:: GIVEN DATA

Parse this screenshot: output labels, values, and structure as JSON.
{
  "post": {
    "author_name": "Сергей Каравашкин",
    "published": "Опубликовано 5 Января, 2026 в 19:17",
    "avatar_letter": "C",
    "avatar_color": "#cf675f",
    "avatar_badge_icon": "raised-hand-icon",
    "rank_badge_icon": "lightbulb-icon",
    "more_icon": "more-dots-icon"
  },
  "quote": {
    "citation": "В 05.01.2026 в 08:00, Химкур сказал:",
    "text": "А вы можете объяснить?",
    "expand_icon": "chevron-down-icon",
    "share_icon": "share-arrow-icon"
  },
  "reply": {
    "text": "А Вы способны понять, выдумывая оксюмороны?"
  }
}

::::

• EXERCISE OBJECTIVE:
Out of the material above, select every line that holds the string "text".

• TASK RESULT:
    "text": "А вы можете объяснить?",
    "text": "А Вы способны понять, выдумывая оксюмороны?"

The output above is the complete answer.